INPUT MATERIAL ::

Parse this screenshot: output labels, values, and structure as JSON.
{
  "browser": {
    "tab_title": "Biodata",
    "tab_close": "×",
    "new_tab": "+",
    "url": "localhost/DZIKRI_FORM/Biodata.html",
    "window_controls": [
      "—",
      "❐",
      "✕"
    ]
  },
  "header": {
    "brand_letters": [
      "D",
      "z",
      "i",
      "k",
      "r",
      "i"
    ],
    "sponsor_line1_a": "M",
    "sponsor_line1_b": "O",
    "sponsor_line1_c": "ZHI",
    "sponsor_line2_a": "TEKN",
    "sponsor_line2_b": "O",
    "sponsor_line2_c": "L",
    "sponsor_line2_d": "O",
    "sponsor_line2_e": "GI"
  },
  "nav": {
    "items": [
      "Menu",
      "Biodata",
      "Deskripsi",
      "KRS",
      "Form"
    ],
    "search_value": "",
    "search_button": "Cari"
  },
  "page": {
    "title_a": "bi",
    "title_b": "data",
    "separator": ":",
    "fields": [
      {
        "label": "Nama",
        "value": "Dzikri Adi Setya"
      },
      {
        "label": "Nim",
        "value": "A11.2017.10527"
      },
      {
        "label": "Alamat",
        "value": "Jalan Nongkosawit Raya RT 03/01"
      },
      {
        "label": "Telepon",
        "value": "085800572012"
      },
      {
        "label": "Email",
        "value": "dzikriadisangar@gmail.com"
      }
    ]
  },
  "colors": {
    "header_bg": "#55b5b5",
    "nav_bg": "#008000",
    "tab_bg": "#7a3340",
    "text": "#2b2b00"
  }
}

STATED PROBLEM ::
Extract each entry in full, exactly as given.

WORKED SOLUTION ::
Parse this screenshot: output labels, values, and structure as JSON.
{
  "browser": {
    "tab_title": "Biodata",
    "tab_close": "×",
    "new_tab": "+",
    "url": "localhost/DZIKRI_FORM/Biodata.html",
    "window_controls": [
      "—",
      "❐",
      "✕"
    ]
  },
  "header": {
    "brand_letters": [
      "D",
      "z",
      "i",
      "k",
      "r",
      "i"
    ],
    "sponsor_line1_a": "M",
    "sponsor_line1_b": "O",
    "sponsor_line1_c": "ZHI",
    "sponsor_line2_a": "TEKN",
    "sponsor_line2_b": "O",
    "sponsor_line2_c": "L",
    "sponsor_line2_d": "O",
    "sponsor_line2_e": "GI"
  },
  "nav": {
    "items": [
      "Menu",
      "Biodata",
      "Deskripsi",
      "KRS",
      "Form"
    ],
    "search_value": "",
    "search_button": "Cari"
  },
  "page": {
    "title_a": "bi",
    "title_b": "data",
    "separator": ":",
    "fields": [
      {
        "label": "Nama",
        "value": "Dzikri Adi Setya"
      },
      {
        "label": "Nim",
        "value": "A11.2017.10527"
      },
      {
        "label": "Alamat",
        "value": "Jalan Nongkosawit Raya RT 03/01"
      },
      {
        "label": "Telepon",
        "value": "085800572012"
      },
      {
        "label": "Email",
        "value": "dzikriadisangar@gmail.com"
      }
    ]
  },
  "colors": {
    "header_bg": "#55b5b5",
    "nav_bg": "#008000",
    "tab_bg": "#7a3340",
    "text": "#2b2b00"
  }
}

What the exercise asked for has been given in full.